The request :: Copy the listing below with every "raccoon-icon" replaced by "raccoon-symbol", leaving everything else unchanged.

Record set ::
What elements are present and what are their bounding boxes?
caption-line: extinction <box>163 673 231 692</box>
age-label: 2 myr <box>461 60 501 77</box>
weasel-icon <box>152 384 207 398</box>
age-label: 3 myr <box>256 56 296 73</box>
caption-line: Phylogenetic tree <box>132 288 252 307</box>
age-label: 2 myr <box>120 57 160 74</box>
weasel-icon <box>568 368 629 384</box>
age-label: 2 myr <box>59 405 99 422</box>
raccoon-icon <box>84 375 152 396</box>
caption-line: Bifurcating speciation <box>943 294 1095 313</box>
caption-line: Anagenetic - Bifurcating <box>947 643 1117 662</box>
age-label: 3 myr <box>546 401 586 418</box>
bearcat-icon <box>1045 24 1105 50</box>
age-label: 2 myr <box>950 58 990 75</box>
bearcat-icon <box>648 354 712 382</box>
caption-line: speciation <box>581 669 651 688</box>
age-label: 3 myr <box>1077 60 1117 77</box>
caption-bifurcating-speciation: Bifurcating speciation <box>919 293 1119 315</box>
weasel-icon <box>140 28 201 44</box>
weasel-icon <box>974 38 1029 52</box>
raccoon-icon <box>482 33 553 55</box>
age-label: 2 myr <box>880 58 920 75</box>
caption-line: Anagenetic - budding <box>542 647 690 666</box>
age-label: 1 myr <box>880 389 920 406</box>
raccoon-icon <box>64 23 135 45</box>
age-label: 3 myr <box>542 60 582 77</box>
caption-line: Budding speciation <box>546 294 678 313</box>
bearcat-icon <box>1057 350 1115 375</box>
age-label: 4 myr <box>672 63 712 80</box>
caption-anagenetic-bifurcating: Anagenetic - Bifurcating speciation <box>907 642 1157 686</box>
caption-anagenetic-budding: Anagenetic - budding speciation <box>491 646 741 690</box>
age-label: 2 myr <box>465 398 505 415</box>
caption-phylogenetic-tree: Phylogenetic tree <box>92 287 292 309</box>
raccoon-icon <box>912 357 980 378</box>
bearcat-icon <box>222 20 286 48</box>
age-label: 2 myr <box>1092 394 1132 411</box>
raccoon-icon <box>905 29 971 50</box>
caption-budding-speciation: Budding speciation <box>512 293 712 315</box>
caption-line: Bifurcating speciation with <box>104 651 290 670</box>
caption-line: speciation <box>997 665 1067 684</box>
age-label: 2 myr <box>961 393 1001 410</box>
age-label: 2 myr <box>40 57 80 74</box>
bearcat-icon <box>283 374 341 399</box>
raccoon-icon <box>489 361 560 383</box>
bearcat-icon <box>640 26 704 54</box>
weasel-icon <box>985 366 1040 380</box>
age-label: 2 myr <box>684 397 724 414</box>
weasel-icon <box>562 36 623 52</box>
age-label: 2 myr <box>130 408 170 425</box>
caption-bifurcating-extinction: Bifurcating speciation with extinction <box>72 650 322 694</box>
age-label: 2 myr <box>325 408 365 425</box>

Worked solution ::
What elements are present and what are their bounding boxes?
caption-line: extinction <box>163 673 231 692</box>
age-label: 2 myr <box>461 60 501 77</box>
weasel-icon <box>152 384 207 398</box>
age-label: 3 myr <box>256 56 296 73</box>
caption-line: Phylogenetic tree <box>132 288 252 307</box>
age-label: 2 myr <box>120 57 160 74</box>
weasel-icon <box>568 368 629 384</box>
age-label: 2 myr <box>59 405 99 422</box>
raccoon-symbol <box>84 375 152 396</box>
caption-line: Bifurcating speciation <box>943 294 1095 313</box>
caption-line: Anagenetic - Bifurcating <box>947 643 1117 662</box>
age-label: 3 myr <box>546 401 586 418</box>
bearcat-icon <box>1045 24 1105 50</box>
age-label: 2 myr <box>950 58 990 75</box>
bearcat-icon <box>648 354 712 382</box>
caption-line: speciation <box>581 669 651 688</box>
age-label: 3 myr <box>1077 60 1117 77</box>
caption-bifurcating-speciation: Bifurcating speciation <box>919 293 1119 315</box>
weasel-icon <box>140 28 201 44</box>
weasel-icon <box>974 38 1029 52</box>
raccoon-symbol <box>482 33 553 55</box>
age-label: 2 myr <box>880 58 920 75</box>
caption-line: Anagenetic - budding <box>542 647 690 666</box>
age-label: 1 myr <box>880 389 920 406</box>
raccoon-symbol <box>64 23 135 45</box>
age-label: 3 myr <box>542 60 582 77</box>
caption-line: Budding speciation <box>546 294 678 313</box>
bearcat-icon <box>1057 350 1115 375</box>
age-label: 4 myr <box>672 63 712 80</box>
caption-anagenetic-bifurcating: Anagenetic - Bifurcating speciation <box>907 642 1157 686</box>
caption-anagenetic-budding: Anagenetic - budding speciation <box>491 646 741 690</box>
age-label: 2 myr <box>465 398 505 415</box>
caption-phylogenetic-tree: Phylogenetic tree <box>92 287 292 309</box>
raccoon-symbol <box>912 357 980 378</box>
bearcat-icon <box>222 20 286 48</box>
age-label: 2 myr <box>1092 394 1132 411</box>
raccoon-symbol <box>905 29 971 50</box>
caption-budding-speciation: Budding speciation <box>512 293 712 315</box>
caption-line: Bifurcating speciation with <box>104 651 290 670</box>
caption-line: speciation <box>997 665 1067 684</box>
age-label: 2 myr <box>961 393 1001 410</box>
age-label: 2 myr <box>40 57 80 74</box>
bearcat-icon <box>283 374 341 399</box>
raccoon-symbol <box>489 361 560 383</box>
bearcat-icon <box>640 26 704 54</box>
weasel-icon <box>985 366 1040 380</box>
age-label: 2 myr <box>684 397 724 414</box>
weasel-icon <box>562 36 623 52</box>
age-label: 2 myr <box>130 408 170 425</box>
caption-bifurcating-extinction: Bifurcating speciation with extinction <box>72 650 322 694</box>
age-label: 2 myr <box>325 408 365 425</box>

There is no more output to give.